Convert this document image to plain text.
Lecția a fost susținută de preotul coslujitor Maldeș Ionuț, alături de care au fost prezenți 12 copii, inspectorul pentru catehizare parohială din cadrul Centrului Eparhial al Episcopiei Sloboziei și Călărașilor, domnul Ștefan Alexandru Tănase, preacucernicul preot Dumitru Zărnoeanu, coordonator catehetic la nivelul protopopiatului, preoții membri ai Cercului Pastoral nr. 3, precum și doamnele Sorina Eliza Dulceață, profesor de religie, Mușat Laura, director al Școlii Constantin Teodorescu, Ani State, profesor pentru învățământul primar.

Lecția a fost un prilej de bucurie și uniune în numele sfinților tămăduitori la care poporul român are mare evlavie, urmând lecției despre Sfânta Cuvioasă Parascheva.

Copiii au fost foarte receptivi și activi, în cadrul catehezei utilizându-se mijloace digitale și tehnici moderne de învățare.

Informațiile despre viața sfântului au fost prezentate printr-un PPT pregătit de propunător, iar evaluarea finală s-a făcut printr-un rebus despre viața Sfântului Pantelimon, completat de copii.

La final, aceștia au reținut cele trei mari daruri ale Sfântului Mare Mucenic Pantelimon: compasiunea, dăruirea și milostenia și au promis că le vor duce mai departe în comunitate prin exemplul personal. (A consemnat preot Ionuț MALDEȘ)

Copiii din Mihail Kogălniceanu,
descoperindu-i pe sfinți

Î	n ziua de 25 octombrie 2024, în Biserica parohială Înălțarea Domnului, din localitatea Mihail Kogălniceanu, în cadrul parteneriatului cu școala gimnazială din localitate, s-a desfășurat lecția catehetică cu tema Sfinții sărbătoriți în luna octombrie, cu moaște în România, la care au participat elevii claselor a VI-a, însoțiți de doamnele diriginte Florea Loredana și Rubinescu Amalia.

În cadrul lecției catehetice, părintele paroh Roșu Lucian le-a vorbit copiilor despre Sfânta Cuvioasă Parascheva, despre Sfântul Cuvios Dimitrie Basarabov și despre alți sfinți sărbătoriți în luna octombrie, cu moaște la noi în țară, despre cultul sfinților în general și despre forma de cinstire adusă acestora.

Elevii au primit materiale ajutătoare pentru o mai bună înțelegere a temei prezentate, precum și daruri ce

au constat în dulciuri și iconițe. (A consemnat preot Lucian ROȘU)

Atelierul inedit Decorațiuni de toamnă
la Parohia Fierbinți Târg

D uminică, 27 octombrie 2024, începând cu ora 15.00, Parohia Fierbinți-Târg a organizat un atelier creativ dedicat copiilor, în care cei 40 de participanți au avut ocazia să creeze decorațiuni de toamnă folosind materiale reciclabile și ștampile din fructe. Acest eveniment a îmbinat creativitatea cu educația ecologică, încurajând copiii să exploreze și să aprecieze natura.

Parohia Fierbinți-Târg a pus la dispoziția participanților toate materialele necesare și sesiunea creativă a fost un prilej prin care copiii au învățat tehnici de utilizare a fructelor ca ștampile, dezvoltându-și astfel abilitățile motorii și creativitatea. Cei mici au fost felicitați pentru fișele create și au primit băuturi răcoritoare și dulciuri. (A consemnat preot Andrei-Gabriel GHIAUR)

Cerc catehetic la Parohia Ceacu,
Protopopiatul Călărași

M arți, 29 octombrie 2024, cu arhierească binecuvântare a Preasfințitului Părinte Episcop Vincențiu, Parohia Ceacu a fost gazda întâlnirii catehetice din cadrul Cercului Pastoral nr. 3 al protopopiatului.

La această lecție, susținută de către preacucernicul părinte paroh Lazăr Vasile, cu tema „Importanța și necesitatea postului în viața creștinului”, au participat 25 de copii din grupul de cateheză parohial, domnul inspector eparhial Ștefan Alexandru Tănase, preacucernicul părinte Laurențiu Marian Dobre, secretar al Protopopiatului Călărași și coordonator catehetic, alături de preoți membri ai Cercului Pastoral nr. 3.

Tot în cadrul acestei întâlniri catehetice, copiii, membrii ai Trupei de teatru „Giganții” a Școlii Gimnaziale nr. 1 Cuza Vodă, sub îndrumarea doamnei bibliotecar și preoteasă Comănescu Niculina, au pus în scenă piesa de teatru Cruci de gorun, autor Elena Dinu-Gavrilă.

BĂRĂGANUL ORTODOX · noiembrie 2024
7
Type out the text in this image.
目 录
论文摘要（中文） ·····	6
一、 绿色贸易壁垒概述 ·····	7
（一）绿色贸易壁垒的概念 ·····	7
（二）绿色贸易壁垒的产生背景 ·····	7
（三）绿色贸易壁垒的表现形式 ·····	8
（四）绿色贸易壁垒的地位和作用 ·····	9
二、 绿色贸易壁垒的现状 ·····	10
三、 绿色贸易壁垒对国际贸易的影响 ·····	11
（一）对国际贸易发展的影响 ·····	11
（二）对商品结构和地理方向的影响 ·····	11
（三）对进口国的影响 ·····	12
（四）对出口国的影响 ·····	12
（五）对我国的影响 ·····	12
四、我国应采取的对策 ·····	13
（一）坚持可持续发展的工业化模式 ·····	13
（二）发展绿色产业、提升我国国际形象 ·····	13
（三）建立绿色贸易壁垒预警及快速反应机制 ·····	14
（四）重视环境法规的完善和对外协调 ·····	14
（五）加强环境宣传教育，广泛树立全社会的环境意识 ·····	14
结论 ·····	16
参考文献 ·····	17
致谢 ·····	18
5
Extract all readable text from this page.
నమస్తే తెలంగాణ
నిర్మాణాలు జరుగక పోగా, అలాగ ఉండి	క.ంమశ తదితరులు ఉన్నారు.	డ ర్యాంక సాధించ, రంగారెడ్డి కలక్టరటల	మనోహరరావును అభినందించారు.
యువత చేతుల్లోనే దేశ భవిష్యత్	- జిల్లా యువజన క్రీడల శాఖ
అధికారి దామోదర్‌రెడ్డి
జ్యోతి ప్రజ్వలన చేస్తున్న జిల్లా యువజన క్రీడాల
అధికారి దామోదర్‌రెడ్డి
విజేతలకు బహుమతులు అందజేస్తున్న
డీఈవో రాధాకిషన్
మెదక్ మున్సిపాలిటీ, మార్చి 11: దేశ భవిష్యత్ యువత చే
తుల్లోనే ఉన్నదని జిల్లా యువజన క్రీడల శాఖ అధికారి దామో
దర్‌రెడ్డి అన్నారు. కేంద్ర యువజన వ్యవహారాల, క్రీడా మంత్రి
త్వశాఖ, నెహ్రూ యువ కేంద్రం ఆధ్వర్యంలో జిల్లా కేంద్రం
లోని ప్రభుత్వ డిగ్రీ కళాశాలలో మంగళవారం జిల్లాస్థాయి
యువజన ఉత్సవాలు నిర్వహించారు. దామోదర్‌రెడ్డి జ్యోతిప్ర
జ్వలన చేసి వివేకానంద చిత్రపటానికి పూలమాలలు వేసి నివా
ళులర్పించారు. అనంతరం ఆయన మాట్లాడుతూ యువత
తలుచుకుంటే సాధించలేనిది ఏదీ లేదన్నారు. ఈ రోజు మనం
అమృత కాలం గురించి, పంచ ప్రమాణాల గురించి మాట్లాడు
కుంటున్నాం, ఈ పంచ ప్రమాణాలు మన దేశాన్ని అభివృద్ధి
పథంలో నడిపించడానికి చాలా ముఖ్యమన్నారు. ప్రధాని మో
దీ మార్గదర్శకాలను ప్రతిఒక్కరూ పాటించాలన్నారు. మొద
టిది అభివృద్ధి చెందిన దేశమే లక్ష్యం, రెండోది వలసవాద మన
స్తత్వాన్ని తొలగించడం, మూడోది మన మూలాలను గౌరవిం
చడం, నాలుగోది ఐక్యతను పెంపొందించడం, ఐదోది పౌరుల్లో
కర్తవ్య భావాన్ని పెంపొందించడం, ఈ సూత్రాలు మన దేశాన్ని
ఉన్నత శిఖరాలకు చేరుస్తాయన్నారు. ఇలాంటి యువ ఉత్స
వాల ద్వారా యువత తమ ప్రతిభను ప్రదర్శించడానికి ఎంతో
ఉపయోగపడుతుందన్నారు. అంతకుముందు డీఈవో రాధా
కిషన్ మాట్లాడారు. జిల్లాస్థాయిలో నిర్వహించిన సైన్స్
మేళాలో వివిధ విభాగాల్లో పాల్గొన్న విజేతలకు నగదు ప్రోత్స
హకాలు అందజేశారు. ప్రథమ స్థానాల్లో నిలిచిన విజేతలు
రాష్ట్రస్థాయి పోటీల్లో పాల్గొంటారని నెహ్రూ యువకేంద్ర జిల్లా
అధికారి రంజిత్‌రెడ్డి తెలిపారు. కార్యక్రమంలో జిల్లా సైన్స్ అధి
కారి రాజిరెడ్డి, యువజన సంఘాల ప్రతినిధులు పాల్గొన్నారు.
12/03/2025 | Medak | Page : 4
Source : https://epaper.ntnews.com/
☆ ☆ ☆ ☆
Aim of the exercise: Copy every line of the data that holds the string "Tănase".

Written answer:
Lecția a fost susținută de preotul coslujitor Maldeș Ionuț, alături de care au fost prezenți 12 copii, inspectorul pentru catehizare parohială din cadrul Centrului Eparhial al Episcopiei Sloboziei și Călărașilor, domnul Ștefan Alexandru Tănase, preacucernicul preot Dumitru Zărnoeanu, coordonator catehetic la nivelul protopopiatului, preoții membri ai Cercului Pastoral nr. 3, precum și doamnele Sorina Eliza Dulceață, profesor de religie, Mușat Laura, director al Școlii Constantin Teodorescu, Ani State, profesor pentru învățământul primar.
La această lecție, susținută de către preacucernicul părinte paroh Lazăr Vasile, cu tema „Importanța și necesitatea postului în viața creștinului”, au participat 25 de copii din grupul de cateheză parohial, domnul inspector eparhial Ștefan Alexandru Tănase, preacucernicul părinte Laurențiu Marian Dobre, secretar al Protopopiatului Călărași și coordonator catehetic, alături de preoți membri ai Cercului Pastoral nr. 3.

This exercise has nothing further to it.